##### Source material

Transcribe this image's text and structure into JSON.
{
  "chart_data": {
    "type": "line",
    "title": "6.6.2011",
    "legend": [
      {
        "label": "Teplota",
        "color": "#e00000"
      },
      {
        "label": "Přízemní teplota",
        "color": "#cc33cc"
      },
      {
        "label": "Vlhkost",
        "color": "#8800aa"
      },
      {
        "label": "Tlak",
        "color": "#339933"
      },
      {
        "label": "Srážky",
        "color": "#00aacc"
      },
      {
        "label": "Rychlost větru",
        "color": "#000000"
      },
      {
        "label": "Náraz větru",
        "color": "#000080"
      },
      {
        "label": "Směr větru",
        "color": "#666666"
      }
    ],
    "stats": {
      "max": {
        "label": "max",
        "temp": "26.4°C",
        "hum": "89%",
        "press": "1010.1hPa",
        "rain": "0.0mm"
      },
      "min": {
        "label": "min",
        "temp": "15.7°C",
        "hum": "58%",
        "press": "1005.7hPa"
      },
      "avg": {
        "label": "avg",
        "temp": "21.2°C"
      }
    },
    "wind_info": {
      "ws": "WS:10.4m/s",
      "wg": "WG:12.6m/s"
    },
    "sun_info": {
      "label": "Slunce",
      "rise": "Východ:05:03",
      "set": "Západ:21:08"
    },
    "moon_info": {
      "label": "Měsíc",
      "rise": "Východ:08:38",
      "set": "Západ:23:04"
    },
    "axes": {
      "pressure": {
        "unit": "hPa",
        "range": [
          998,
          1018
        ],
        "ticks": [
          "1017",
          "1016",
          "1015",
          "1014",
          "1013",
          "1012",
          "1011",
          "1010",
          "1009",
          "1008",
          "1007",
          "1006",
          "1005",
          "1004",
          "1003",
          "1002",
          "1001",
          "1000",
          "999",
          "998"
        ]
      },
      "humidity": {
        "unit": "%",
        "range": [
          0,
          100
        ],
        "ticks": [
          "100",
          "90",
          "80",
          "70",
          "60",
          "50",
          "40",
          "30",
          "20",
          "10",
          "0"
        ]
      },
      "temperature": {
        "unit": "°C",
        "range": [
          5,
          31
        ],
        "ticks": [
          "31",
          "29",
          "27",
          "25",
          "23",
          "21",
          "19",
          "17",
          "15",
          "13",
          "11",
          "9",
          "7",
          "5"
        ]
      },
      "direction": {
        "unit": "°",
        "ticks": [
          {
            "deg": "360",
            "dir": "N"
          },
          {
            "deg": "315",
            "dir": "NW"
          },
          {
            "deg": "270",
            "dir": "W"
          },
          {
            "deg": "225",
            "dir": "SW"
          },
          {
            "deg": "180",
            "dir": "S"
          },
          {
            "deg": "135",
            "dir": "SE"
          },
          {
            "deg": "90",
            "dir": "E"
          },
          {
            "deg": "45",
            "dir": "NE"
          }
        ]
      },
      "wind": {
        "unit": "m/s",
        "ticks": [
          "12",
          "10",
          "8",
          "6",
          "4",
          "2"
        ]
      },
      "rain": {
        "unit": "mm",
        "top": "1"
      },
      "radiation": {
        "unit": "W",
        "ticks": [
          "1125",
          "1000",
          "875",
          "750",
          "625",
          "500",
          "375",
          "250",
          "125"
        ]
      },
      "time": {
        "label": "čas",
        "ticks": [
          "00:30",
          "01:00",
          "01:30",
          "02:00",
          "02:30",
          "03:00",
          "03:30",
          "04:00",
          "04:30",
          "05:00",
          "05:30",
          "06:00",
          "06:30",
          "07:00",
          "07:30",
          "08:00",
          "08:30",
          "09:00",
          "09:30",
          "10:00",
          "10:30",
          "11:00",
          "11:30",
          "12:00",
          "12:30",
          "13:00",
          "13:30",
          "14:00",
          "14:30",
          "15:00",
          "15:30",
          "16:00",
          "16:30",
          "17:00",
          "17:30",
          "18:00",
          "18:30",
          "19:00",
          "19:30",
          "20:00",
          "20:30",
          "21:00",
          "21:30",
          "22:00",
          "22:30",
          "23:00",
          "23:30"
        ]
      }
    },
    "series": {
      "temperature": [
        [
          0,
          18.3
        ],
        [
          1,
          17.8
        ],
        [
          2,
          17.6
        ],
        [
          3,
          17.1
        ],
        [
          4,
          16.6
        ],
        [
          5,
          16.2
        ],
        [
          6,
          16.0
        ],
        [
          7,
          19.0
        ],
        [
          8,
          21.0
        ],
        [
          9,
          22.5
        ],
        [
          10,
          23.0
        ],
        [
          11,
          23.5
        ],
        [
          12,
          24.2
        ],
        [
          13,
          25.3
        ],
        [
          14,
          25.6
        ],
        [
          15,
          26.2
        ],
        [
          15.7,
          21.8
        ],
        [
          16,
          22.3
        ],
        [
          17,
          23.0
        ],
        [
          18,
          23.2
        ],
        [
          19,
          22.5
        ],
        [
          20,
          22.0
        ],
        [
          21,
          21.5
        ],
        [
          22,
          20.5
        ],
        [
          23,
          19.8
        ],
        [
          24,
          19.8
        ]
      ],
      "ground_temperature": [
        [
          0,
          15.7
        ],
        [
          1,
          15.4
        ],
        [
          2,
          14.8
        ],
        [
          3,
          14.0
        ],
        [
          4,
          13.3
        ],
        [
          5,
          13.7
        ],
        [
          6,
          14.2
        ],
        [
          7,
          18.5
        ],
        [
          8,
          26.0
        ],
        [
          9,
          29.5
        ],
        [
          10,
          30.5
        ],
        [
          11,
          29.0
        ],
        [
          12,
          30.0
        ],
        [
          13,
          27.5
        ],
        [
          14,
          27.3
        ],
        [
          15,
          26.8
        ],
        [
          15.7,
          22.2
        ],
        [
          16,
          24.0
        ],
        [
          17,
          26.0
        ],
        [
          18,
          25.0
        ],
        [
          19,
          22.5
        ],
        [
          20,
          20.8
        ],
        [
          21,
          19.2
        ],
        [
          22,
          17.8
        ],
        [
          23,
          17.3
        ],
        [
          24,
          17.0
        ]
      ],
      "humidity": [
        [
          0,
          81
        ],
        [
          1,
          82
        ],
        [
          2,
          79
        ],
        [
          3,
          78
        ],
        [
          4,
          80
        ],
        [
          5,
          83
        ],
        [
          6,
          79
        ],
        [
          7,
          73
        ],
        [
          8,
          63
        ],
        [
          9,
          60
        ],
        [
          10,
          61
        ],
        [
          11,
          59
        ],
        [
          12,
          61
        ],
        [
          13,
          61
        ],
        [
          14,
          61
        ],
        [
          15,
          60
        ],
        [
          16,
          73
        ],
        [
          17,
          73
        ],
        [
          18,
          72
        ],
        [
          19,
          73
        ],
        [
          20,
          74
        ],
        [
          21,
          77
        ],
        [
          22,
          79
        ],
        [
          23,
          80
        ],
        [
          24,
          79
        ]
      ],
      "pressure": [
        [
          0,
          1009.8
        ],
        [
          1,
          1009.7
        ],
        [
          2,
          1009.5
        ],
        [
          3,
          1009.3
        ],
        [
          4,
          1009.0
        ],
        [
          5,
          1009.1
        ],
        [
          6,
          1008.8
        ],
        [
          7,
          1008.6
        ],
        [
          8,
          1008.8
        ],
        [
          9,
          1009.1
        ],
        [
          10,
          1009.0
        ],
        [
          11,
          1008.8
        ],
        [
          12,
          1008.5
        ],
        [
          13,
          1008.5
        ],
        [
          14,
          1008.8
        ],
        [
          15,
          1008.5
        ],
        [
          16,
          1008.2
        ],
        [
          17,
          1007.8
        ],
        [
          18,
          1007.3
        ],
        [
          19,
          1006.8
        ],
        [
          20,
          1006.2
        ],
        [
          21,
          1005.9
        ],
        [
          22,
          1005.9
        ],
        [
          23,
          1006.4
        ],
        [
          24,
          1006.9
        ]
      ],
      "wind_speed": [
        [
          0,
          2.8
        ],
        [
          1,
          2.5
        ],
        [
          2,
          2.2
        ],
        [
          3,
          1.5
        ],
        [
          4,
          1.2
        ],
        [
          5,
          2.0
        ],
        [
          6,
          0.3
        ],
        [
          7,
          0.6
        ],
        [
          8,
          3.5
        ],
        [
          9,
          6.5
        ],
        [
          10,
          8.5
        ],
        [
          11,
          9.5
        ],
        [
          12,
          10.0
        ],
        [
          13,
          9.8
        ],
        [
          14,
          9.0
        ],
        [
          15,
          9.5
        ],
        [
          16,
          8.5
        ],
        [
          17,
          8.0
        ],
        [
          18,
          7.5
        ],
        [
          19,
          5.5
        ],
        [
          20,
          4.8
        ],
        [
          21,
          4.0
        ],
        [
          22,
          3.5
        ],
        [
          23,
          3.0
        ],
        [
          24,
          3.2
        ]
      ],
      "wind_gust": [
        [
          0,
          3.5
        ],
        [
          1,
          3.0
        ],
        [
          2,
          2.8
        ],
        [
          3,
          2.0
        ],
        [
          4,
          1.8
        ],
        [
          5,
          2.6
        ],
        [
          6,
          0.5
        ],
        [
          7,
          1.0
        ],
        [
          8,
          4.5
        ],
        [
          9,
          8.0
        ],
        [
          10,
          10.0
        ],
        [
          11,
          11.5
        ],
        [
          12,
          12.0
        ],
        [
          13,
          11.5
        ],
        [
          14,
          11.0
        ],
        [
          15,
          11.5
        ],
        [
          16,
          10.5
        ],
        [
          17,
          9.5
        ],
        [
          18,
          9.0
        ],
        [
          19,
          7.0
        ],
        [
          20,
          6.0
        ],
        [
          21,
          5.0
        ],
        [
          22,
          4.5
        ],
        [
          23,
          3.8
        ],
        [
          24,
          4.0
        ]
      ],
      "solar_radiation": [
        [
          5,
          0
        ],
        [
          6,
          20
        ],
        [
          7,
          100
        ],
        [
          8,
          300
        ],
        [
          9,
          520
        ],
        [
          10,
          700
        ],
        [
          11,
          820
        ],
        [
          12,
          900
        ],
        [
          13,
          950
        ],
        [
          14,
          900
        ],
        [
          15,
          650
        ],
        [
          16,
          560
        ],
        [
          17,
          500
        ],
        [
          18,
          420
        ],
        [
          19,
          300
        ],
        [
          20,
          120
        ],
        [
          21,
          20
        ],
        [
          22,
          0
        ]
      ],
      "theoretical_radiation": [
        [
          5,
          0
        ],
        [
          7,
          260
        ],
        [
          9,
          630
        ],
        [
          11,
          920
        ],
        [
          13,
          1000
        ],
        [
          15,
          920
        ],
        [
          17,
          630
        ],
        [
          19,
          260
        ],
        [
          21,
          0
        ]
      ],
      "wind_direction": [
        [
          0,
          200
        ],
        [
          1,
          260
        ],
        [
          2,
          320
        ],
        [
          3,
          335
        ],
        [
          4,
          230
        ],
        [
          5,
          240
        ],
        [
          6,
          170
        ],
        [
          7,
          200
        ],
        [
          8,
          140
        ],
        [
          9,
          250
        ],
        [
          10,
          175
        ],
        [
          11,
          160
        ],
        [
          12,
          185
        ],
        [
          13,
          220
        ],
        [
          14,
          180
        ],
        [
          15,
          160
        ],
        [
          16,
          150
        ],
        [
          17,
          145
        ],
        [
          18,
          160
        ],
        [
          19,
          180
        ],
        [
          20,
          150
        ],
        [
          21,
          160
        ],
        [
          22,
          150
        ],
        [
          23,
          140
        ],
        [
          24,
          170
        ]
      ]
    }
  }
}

##########

What you need to do>
Lines containing the string "color" should be counted; reply with their number and nothing more.

Solved problem>
8